— start of Given information —

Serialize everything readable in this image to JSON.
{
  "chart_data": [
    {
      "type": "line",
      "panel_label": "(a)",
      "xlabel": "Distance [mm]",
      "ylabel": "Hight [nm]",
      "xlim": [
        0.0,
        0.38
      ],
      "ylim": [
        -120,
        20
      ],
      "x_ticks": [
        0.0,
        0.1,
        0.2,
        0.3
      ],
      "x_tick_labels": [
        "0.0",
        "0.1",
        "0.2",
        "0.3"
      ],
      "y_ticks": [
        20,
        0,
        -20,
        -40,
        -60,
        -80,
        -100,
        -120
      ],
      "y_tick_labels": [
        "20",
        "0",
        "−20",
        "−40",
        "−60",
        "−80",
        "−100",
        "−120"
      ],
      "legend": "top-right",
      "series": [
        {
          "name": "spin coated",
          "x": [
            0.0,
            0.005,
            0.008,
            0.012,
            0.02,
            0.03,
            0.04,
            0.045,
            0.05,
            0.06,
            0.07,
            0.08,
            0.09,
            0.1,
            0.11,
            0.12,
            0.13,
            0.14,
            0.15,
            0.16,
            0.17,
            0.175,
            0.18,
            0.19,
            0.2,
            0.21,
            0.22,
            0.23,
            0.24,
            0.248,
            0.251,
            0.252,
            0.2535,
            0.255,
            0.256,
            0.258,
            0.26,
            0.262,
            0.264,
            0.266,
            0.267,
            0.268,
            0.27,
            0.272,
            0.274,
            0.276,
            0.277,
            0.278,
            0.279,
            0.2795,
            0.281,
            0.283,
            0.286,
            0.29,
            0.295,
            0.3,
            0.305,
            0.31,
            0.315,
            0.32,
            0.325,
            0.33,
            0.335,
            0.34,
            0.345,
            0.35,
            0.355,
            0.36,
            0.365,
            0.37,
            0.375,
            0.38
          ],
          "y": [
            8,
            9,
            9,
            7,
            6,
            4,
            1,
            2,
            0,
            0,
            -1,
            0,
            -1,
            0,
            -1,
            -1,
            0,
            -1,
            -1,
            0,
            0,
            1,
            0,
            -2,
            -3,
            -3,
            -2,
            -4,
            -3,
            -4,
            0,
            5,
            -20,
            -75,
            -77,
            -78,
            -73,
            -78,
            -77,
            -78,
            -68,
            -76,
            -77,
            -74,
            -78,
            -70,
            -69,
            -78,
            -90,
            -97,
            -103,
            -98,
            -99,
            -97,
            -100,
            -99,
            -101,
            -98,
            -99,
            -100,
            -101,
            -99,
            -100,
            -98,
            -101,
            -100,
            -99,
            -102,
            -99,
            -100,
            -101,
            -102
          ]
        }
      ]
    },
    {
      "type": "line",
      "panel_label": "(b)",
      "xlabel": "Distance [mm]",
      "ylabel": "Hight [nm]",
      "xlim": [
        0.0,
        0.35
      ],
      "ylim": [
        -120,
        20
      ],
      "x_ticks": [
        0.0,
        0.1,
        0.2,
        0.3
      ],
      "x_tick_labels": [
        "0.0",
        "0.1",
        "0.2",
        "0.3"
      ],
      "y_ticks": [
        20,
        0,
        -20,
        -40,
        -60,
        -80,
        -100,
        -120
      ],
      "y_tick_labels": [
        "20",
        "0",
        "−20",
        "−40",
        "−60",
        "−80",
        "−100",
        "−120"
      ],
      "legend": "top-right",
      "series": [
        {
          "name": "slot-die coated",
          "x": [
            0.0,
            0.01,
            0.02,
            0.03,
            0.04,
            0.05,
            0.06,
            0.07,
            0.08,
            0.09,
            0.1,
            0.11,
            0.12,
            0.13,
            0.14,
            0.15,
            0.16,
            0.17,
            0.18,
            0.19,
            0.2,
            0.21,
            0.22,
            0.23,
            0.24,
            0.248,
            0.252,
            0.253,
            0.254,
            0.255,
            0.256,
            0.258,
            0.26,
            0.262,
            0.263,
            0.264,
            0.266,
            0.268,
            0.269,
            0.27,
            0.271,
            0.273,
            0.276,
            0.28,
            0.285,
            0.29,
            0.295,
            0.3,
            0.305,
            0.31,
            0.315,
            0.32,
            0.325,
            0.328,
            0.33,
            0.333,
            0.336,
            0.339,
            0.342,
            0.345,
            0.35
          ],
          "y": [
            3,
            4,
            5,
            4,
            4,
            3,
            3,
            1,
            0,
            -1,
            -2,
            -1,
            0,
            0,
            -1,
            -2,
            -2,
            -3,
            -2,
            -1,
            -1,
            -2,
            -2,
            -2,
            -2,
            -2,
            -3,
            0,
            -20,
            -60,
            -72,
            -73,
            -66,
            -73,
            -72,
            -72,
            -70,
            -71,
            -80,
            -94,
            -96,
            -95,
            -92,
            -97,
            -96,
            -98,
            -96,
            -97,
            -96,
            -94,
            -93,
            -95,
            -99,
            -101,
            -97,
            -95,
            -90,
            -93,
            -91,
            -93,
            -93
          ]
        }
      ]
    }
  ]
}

— end of Given information —

◆ What is needed:
Write the complete data out, exactly as above.

◆ The response:
Serialize everything readable in this image to JSON.
{
  "chart_data": [
    {
      "type": "line",
      "panel_label": "(a)",
      "xlabel": "Distance [mm]",
      "ylabel": "Hight [nm]",
      "xlim": [
        0.0,
        0.38
      ],
      "ylim": [
        -120,
        20
      ],
      "x_ticks": [
        0.0,
        0.1,
        0.2,
        0.3
      ],
      "x_tick_labels": [
        "0.0",
        "0.1",
        "0.2",
        "0.3"
      ],
      "y_ticks": [
        20,
        0,
        -20,
        -40,
        -60,
        -80,
        -100,
        -120
      ],
      "y_tick_labels": [
        "20",
        "0",
        "−20",
        "−40",
        "−60",
        "−80",
        "−100",
        "−120"
      ],
      "legend": "top-right",
      "series": [
        {
          "name": "spin coated",
          "x": [
            0.0,
            0.005,
            0.008,
            0.012,
            0.02,
            0.03,
            0.04,
            0.045,
            0.05,
            0.06,
            0.07,
            0.08,
            0.09,
            0.1,
            0.11,
            0.12,
            0.13,
            0.14,
            0.15,
            0.16,
            0.17,
            0.175,
            0.18,
            0.19,
            0.2,
            0.21,
            0.22,
            0.23,
            0.24,
            0.248,
            0.251,
            0.252,
            0.2535,
            0.255,
            0.256,
            0.258,
            0.26,
            0.262,
            0.264,
            0.266,
            0.267,
            0.268,
            0.27,
            0.272,
            0.274,
            0.276,
            0.277,
            0.278,
            0.279,
            0.2795,
            0.281,
            0.283,
            0.286,
            0.29,
            0.295,
            0.3,
            0.305,
            0.31,
            0.315,
            0.32,
            0.325,
            0.33,
            0.335,
            0.34,
            0.345,
            0.35,
            0.355,
            0.36,
            0.365,
            0.37,
            0.375,
            0.38
          ],
          "y": [
            8,
            9,
            9,
            7,
            6,
            4,
            1,
            2,
            0,
            0,
            -1,
            0,
            -1,
            0,
            -1,
            -1,
            0,
            -1,
            -1,
            0,
            0,
            1,
            0,
            -2,
            -3,
            -3,
            -2,
            -4,
            -3,
            -4,
            0,
            5,
            -20,
            -75,
            -77,
            -78,
            -73,
            -78,
            -77,
            -78,
            -68,
            -76,
            -77,
            -74,
            -78,
            -70,
            -69,
            -78,
            -90,
            -97,
            -103,
            -98,
            -99,
            -97,
            -100,
            -99,
            -101,
            -98,
            -99,
            -100,
            -101,
            -99,
            -100,
            -98,
            -101,
            -100,
            -99,
            -102,
            -99,
            -100,
            -101,
            -102
          ]
        }
      ]
    },
    {
      "type": "line",
      "panel_label": "(b)",
      "xlabel": "Distance [mm]",
      "ylabel": "Hight [nm]",
      "xlim": [
        0.0,
        0.35
      ],
      "ylim": [
        -120,
        20
      ],
      "x_ticks": [
        0.0,
        0.1,
        0.2,
        0.3
      ],
      "x_tick_labels": [
        "0.0",
        "0.1",
        "0.2",
        "0.3"
      ],
      "y_ticks": [
        20,
        0,
        -20,
        -40,
        -60,
        -80,
        -100,
        -120
      ],
      "y_tick_labels": [
        "20",
        "0",
        "−20",
        "−40",
        "−60",
        "−80",
        "−100",
        "−120"
      ],
      "legend": "top-right",
      "series": [
        {
          "name": "slot-die coated",
          "x": [
            0.0,
            0.01,
            0.02,
            0.03,
            0.04,
            0.05,
            0.06,
            0.07,
            0.08,
            0.09,
            0.1,
            0.11,
            0.12,
            0.13,
            0.14,
            0.15,
            0.16,
            0.17,
            0.18,
            0.19,
            0.2,
            0.21,
            0.22,
            0.23,
            0.24,
            0.248,
            0.252,
            0.253,
            0.254,
            0.255,
            0.256,
            0.258,
            0.26,
            0.262,
            0.263,
            0.264,
            0.266,
            0.268,
            0.269,
            0.27,
            0.271,
            0.273,
            0.276,
            0.28,
            0.285,
            0.29,
            0.295,
            0.3,
            0.305,
            0.31,
            0.315,
            0.32,
            0.325,
            0.328,
            0.33,
            0.333,
            0.336,
            0.339,
            0.342,
            0.345,
            0.35
          ],
          "y": [
            3,
            4,
            5,
            4,
            4,
            3,
            3,
            1,
            0,
            -1,
            -2,
            -1,
            0,
            0,
            -1,
            -2,
            -2,
            -3,
            -2,
            -1,
            -1,
            -2,
            -2,
            -2,
            -2,
            -2,
            -3,
            0,
            -20,
            -60,
            -72,
            -73,
            -66,
            -73,
            -72,
            -72,
            -70,
            -71,
            -80,
            -94,
            -96,
            -95,
            -92,
            -97,
            -96,
            -98,
            -96,
            -97,
            -96,
            -94,
            -93,
            -95,
            -99,
            -101,
            -97,
            -95,
            -90,
            -93,
            -91,
            -93,
            -93
          ]
        }
      ]
    }
  ]
}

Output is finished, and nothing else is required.